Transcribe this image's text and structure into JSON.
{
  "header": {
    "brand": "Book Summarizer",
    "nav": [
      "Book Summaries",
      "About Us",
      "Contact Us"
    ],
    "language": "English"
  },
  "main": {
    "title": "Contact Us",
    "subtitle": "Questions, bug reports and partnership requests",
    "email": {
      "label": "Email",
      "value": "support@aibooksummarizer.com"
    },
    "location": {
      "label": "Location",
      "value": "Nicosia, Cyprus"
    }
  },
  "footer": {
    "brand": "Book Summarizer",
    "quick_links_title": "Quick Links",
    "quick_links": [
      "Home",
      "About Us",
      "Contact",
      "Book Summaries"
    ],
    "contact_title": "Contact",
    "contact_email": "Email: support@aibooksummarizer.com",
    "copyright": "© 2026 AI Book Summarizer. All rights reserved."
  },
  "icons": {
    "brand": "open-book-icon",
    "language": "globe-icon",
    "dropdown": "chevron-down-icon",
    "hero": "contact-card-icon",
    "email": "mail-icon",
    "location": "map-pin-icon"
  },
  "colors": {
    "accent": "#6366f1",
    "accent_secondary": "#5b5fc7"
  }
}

==*==

[EXERCISE BRIEF] Copy down the whole of the data above, matching it exactly.

[EXERCISE OUTPUT]
Transcribe this image's text and structure into JSON.
{
  "header": {
    "brand": "Book Summarizer",
    "nav": [
      "Book Summaries",
      "About Us",
      "Contact Us"
    ],
    "language": "English"
  },
  "main": {
    "title": "Contact Us",
    "subtitle": "Questions, bug reports and partnership requests",
    "email": {
      "label": "Email",
      "value": "support@aibooksummarizer.com"
    },
    "location": {
      "label": "Location",
      "value": "Nicosia, Cyprus"
    }
  },
  "footer": {
    "brand": "Book Summarizer",
    "quick_links_title": "Quick Links",
    "quick_links": [
      "Home",
      "About Us",
      "Contact",
      "Book Summaries"
    ],
    "contact_title": "Contact",
    "contact_email": "Email: support@aibooksummarizer.com",
    "copyright": "© 2026 AI Book Summarizer. All rights reserved."
  },
  "icons": {
    "brand": "open-book-icon",
    "language": "globe-icon",
    "dropdown": "chevron-down-icon",
    "hero": "contact-card-icon",
    "email": "mail-icon",
    "location": "map-pin-icon"
  },
  "colors": {
    "accent": "#6366f1",
    "accent_secondary": "#5b5fc7"
  }
}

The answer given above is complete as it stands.